(Stored entries)
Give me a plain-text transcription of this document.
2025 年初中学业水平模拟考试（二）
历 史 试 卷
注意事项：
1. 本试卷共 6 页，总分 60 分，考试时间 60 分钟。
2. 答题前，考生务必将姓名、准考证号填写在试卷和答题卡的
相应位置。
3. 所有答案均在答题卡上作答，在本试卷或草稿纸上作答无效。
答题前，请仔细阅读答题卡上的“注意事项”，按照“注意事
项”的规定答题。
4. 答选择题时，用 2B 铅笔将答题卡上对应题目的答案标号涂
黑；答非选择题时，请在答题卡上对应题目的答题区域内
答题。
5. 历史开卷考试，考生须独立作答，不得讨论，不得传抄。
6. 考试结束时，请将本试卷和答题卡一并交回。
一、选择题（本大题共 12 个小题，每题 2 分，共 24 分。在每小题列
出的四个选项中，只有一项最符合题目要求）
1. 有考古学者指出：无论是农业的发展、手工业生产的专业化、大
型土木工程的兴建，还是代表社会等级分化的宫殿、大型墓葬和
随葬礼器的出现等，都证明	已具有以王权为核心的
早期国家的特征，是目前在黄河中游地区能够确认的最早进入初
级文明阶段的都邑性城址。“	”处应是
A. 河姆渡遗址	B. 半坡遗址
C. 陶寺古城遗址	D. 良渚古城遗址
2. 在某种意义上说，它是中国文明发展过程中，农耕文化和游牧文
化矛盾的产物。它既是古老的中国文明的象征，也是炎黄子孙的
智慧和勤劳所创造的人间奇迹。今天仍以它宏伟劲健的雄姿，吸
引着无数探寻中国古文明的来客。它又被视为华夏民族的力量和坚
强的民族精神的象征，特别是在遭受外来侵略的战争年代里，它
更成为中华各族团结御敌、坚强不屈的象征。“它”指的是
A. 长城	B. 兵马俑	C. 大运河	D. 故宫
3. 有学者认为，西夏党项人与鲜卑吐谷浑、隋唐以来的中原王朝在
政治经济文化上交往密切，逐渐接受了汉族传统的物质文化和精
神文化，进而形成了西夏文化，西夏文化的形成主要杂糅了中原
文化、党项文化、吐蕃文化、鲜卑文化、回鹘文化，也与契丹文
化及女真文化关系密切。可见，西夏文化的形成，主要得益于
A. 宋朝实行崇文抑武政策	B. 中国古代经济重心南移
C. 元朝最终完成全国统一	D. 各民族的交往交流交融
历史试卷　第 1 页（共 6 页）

EXERCISE BRIEF. The records above are to be repeated exactly, in their entirety.

CORRECT RESULT.
Give me a plain-text transcription of this document.
2025 年初中学业水平模拟考试（二）
历 史 试 卷
注意事项：
1. 本试卷共 6 页，总分 60 分，考试时间 60 分钟。
2. 答题前，考生务必将姓名、准考证号填写在试卷和答题卡的
相应位置。
3. 所有答案均在答题卡上作答，在本试卷或草稿纸上作答无效。
答题前，请仔细阅读答题卡上的“注意事项”，按照“注意事
项”的规定答题。
4. 答选择题时，用 2B 铅笔将答题卡上对应题目的答案标号涂
黑；答非选择题时，请在答题卡上对应题目的答题区域内
答题。
5. 历史开卷考试，考生须独立作答，不得讨论，不得传抄。
6. 考试结束时，请将本试卷和答题卡一并交回。
一、选择题（本大题共 12 个小题，每题 2 分，共 24 分。在每小题列
出的四个选项中，只有一项最符合题目要求）
1. 有考古学者指出：无论是农业的发展、手工业生产的专业化、大
型土木工程的兴建，还是代表社会等级分化的宫殿、大型墓葬和
随葬礼器的出现等，都证明	已具有以王权为核心的
早期国家的特征，是目前在黄河中游地区能够确认的最早进入初
级文明阶段的都邑性城址。“	”处应是
A. 河姆渡遗址	B. 半坡遗址
C. 陶寺古城遗址	D. 良渚古城遗址
2. 在某种意义上说，它是中国文明发展过程中，农耕文化和游牧文
化矛盾的产物。它既是古老的中国文明的象征，也是炎黄子孙的
智慧和勤劳所创造的人间奇迹。今天仍以它宏伟劲健的雄姿，吸
引着无数探寻中国古文明的来客。它又被视为华夏民族的力量和坚
强的民族精神的象征，特别是在遭受外来侵略的战争年代里，它
更成为中华各族团结御敌、坚强不屈的象征。“它”指的是
A. 长城	B. 兵马俑	C. 大运河	D. 故宫
3. 有学者认为，西夏党项人与鲜卑吐谷浑、隋唐以来的中原王朝在
政治经济文化上交往密切，逐渐接受了汉族传统的物质文化和精
神文化，进而形成了西夏文化，西夏文化的形成主要杂糅了中原
文化、党项文化、吐蕃文化、鲜卑文化、回鹘文化，也与契丹文
化及女真文化关系密切。可见，西夏文化的形成，主要得益于
A. 宋朝实行崇文抑武政策	B. 中国古代经济重心南移
C. 元朝最终完成全国统一	D. 各民族的交往交流交融
历史试卷　第 1 页（共 6 页）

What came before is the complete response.